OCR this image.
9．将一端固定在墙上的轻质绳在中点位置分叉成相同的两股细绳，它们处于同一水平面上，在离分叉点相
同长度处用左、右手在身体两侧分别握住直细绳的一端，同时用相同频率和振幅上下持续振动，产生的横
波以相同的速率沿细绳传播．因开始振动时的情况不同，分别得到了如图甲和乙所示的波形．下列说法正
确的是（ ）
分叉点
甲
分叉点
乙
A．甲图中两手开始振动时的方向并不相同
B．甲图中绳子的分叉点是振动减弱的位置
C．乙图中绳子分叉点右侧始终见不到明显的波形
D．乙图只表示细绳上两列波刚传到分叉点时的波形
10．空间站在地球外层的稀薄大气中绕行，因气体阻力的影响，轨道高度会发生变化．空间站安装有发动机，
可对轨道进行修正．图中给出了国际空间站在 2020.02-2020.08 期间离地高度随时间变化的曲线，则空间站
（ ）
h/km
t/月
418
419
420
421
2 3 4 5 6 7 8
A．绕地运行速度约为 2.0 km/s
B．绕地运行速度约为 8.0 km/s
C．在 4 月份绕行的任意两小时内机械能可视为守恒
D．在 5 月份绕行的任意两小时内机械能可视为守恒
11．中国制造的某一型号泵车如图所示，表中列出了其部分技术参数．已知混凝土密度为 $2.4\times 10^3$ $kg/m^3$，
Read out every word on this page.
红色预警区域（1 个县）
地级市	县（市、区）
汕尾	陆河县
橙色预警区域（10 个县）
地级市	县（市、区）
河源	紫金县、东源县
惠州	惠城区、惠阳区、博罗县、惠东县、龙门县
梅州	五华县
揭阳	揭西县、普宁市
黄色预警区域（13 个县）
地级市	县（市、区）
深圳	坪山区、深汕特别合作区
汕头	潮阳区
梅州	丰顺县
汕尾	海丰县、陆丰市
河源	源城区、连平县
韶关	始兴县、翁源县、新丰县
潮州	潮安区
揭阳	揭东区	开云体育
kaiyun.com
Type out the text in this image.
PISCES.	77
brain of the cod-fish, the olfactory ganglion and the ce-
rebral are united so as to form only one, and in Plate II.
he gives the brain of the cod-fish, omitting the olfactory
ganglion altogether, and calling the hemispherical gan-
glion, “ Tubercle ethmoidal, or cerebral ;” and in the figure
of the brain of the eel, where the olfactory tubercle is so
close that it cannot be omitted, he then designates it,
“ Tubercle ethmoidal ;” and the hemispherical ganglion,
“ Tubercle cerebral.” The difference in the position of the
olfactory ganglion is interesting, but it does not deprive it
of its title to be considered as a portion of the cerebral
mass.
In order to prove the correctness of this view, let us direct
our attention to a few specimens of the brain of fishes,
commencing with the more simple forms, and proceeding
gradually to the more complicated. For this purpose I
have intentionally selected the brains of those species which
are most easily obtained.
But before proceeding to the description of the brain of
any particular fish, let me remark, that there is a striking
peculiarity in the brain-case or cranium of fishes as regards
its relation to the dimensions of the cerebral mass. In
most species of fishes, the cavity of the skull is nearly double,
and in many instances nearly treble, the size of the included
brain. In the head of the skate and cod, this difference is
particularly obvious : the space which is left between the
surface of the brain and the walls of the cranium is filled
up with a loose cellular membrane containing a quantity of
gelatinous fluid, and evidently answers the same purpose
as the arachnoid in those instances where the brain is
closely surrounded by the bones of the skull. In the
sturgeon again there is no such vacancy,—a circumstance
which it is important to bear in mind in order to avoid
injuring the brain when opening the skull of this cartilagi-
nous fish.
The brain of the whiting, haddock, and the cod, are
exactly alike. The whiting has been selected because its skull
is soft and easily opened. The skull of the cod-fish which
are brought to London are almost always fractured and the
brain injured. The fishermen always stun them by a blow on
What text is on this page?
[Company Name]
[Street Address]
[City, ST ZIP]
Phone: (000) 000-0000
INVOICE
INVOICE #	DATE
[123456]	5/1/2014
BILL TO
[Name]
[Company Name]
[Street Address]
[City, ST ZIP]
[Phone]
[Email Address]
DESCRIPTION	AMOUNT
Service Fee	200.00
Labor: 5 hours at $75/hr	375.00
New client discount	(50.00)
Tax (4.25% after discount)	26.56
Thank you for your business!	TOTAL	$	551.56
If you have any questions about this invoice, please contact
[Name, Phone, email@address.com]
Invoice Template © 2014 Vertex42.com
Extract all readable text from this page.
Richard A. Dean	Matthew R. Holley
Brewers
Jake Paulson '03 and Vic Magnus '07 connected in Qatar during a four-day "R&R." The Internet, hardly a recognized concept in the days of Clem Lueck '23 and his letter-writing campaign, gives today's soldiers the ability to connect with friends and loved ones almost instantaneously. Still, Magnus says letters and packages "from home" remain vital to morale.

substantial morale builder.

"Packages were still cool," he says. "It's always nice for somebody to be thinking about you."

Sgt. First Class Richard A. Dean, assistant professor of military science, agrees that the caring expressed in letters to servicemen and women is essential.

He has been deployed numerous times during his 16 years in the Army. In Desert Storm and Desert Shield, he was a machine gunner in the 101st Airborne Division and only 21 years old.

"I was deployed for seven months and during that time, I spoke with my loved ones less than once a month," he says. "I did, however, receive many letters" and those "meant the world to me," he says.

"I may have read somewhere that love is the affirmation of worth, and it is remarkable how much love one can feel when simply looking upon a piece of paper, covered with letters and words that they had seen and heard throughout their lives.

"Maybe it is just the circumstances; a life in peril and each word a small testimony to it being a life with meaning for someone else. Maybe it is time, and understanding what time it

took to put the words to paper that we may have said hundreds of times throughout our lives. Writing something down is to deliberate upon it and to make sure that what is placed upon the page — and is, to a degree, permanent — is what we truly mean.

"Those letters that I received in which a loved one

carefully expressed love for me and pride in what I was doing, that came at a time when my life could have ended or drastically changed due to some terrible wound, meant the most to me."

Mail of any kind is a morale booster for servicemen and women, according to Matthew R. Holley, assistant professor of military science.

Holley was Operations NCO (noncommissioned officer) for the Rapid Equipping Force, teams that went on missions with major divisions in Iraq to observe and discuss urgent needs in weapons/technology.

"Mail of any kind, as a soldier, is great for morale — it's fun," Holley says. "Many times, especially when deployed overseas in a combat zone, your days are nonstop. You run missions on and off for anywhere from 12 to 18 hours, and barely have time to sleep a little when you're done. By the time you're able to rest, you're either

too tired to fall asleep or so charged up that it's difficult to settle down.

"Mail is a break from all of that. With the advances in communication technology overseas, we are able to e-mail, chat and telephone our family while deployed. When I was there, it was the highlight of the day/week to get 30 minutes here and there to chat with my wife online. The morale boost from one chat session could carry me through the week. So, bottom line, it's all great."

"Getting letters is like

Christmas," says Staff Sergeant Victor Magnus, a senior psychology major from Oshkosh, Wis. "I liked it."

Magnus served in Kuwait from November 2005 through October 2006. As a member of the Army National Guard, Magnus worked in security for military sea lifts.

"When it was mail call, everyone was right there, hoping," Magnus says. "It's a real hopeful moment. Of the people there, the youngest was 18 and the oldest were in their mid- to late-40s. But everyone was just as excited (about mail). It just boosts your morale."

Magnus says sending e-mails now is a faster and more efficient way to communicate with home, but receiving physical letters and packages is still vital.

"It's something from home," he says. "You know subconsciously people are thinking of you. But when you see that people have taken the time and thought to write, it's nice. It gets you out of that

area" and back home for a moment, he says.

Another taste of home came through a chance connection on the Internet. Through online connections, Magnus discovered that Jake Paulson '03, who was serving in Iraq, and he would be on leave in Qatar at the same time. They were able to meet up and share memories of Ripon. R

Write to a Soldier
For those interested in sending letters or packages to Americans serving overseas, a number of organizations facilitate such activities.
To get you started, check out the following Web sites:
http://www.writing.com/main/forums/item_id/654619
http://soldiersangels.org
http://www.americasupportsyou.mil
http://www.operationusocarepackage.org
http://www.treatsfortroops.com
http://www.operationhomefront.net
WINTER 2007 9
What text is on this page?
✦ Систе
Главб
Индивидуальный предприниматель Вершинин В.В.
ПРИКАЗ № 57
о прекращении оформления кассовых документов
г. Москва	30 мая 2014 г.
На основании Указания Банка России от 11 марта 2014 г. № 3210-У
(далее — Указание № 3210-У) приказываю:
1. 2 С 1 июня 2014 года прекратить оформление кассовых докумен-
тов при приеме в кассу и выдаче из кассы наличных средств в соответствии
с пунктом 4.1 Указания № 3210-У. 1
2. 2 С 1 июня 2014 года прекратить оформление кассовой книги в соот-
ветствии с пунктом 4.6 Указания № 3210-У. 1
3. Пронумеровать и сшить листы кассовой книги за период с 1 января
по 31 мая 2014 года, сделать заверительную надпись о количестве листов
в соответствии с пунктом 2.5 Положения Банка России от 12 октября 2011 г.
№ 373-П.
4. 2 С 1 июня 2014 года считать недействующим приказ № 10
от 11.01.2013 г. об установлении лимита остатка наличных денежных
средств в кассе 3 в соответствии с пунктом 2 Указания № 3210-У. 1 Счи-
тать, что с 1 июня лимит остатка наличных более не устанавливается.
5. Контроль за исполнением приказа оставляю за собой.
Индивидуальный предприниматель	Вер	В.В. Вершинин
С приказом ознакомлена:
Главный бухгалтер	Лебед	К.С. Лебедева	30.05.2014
═══
Of the lines in the data, how many hold the string "lives"? State the number, nothing else.

Solution for this task: 2